Select, from the material below, each line with "Corrêa" in it.

**DATASET CONTENT**

========================================================================

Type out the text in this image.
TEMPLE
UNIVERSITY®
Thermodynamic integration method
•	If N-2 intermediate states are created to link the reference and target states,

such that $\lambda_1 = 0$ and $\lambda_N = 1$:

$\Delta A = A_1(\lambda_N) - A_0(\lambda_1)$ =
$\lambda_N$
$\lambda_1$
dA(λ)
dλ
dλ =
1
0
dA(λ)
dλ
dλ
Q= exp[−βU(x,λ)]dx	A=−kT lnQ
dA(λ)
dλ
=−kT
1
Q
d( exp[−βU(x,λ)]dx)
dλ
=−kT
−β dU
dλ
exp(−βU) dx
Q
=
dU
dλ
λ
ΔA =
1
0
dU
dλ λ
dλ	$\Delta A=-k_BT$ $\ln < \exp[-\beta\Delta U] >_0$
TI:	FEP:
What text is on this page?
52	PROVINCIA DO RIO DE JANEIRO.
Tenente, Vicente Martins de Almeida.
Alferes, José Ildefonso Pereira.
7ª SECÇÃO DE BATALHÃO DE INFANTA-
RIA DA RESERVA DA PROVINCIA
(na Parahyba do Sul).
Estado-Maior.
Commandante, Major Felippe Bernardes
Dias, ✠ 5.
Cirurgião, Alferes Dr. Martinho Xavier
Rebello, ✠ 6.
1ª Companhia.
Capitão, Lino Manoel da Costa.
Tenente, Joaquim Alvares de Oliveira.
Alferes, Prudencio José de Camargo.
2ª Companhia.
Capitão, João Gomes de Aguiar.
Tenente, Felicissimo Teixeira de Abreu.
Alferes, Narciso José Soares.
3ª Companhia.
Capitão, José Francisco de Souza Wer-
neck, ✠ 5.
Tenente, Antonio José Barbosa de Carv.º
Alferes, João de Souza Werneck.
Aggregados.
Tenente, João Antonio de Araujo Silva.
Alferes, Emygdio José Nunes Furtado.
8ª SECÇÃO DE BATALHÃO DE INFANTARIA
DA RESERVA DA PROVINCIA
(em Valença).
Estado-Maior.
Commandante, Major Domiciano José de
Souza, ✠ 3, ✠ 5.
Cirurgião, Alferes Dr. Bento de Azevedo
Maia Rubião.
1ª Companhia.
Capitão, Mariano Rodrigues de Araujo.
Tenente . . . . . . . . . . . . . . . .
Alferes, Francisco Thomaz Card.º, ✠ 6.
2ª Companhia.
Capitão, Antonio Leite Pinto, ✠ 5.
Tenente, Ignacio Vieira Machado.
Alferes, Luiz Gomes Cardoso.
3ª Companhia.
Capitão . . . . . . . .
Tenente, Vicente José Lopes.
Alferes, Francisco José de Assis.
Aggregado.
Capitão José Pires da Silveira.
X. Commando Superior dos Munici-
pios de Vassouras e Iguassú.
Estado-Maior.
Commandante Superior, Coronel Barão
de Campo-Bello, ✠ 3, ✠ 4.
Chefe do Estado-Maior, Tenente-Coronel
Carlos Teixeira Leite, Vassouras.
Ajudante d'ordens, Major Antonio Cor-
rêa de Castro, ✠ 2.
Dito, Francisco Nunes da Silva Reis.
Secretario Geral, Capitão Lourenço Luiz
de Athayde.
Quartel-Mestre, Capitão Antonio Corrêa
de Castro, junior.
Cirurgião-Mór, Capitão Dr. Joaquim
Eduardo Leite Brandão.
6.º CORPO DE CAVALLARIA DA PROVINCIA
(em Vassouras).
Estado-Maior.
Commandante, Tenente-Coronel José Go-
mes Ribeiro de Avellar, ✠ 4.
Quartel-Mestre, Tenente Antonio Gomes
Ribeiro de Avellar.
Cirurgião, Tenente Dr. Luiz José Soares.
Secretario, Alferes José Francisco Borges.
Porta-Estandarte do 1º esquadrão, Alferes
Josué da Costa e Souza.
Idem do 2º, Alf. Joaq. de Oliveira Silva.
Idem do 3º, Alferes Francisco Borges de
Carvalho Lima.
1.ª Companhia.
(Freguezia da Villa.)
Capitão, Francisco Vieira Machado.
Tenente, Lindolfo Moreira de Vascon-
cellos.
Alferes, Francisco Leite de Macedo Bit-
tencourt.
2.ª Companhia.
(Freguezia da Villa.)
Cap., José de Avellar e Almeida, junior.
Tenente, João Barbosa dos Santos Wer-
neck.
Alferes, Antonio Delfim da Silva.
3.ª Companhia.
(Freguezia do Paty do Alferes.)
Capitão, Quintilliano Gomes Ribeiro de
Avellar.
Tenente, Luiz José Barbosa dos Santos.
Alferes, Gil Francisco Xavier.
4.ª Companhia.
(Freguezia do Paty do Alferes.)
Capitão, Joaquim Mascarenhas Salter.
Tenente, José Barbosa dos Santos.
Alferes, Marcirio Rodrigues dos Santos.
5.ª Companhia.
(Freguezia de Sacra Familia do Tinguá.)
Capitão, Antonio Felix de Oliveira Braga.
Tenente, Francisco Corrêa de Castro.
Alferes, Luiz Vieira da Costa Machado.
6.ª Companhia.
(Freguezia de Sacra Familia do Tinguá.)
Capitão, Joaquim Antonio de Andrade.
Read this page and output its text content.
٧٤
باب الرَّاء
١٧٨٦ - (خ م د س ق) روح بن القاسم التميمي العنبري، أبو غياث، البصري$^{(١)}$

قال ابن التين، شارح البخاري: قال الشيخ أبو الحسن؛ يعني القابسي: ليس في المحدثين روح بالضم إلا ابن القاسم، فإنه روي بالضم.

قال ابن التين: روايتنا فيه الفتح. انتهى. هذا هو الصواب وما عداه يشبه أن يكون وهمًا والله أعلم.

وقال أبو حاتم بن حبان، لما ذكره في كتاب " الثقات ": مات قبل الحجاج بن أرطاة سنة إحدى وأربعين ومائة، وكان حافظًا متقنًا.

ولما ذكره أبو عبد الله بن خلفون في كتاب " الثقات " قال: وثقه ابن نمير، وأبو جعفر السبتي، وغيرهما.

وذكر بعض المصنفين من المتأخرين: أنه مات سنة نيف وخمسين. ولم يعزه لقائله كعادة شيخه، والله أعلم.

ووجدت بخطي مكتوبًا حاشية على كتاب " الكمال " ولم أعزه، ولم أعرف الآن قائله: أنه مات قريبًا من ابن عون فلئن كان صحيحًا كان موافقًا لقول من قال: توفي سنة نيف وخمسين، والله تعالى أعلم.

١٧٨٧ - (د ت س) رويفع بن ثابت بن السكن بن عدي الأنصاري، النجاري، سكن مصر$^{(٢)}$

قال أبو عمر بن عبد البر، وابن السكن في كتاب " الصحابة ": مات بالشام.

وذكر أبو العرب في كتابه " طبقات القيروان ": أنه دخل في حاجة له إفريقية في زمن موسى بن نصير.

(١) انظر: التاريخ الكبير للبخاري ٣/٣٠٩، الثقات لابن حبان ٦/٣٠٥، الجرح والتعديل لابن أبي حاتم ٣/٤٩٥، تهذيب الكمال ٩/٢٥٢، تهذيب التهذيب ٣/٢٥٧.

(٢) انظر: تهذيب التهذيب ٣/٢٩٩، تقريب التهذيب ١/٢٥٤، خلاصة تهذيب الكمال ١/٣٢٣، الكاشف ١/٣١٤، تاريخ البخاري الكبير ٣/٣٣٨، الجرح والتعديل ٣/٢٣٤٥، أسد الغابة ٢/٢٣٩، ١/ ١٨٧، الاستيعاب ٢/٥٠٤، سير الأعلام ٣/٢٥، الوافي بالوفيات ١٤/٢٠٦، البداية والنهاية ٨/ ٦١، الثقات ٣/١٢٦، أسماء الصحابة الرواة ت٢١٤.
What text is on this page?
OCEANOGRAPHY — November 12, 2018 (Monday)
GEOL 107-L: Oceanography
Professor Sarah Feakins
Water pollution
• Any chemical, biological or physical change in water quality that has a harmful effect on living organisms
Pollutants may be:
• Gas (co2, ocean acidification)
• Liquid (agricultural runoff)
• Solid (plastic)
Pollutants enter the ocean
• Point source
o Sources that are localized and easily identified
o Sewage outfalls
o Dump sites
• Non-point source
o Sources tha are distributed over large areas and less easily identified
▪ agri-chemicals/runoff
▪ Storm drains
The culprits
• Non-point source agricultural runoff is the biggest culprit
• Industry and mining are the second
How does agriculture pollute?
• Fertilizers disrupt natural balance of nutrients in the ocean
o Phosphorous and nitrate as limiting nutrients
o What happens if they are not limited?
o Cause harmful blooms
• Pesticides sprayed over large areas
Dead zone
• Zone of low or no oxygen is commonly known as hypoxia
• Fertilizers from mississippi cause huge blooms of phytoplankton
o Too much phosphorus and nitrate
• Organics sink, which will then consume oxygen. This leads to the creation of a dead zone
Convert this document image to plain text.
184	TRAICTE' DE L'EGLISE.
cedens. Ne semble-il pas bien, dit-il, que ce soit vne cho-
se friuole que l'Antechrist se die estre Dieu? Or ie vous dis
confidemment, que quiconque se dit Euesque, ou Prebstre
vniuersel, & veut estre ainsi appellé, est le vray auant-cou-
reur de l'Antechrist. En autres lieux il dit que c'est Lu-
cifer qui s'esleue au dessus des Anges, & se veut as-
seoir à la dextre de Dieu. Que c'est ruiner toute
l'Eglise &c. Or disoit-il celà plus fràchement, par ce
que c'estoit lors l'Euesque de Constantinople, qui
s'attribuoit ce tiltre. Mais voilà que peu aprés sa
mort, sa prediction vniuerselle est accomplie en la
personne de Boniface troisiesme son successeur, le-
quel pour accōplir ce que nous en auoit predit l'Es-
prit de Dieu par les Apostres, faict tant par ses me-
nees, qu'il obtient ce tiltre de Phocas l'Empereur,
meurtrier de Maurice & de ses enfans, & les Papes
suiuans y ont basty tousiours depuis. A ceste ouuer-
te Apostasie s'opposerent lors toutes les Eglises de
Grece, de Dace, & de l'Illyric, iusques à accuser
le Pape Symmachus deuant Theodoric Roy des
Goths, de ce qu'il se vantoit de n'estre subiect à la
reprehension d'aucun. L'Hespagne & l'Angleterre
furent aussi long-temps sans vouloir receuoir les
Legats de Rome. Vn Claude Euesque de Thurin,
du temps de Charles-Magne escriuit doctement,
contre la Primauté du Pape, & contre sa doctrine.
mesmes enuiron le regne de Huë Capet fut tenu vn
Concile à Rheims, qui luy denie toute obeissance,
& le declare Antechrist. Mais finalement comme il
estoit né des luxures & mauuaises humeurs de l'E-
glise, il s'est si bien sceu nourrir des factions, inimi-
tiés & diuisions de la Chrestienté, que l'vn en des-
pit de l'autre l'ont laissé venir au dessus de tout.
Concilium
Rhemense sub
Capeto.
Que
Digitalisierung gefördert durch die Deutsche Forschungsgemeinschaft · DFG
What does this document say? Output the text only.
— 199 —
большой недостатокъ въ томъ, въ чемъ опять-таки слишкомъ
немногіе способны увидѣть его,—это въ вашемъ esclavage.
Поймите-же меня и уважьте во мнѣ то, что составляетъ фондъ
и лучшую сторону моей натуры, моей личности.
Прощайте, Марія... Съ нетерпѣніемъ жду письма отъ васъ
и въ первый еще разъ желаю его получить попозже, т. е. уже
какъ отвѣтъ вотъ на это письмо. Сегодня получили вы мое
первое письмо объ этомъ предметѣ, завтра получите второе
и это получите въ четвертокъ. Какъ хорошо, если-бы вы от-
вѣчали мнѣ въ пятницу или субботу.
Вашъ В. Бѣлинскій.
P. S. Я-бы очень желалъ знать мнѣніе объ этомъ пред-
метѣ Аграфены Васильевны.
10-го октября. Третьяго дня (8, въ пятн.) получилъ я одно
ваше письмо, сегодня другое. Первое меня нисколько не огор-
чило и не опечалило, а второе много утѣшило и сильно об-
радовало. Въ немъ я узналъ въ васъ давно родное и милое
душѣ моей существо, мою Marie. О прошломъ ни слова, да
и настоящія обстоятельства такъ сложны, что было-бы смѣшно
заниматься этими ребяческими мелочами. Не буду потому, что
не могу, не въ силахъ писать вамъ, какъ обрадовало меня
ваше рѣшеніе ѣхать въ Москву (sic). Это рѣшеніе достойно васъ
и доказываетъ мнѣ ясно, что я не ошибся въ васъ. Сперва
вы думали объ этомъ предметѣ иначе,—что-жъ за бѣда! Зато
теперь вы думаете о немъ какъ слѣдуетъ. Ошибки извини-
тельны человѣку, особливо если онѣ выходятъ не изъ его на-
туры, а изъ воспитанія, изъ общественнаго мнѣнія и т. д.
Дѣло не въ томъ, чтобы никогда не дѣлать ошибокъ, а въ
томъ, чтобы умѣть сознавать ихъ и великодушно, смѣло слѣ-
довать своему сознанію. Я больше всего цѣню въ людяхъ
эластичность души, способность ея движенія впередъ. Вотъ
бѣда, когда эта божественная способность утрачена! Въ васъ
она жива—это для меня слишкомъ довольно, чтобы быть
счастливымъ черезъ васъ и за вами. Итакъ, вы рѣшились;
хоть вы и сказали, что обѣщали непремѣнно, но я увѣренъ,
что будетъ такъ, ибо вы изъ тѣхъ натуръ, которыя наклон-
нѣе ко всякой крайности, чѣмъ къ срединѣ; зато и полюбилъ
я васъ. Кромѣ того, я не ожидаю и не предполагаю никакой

========================================================================

**COMPLETED EXERCISE**
Quartel-Mestre, Capitão Antonio Corrêa
Tenente, Francisco Corrêa de Castro.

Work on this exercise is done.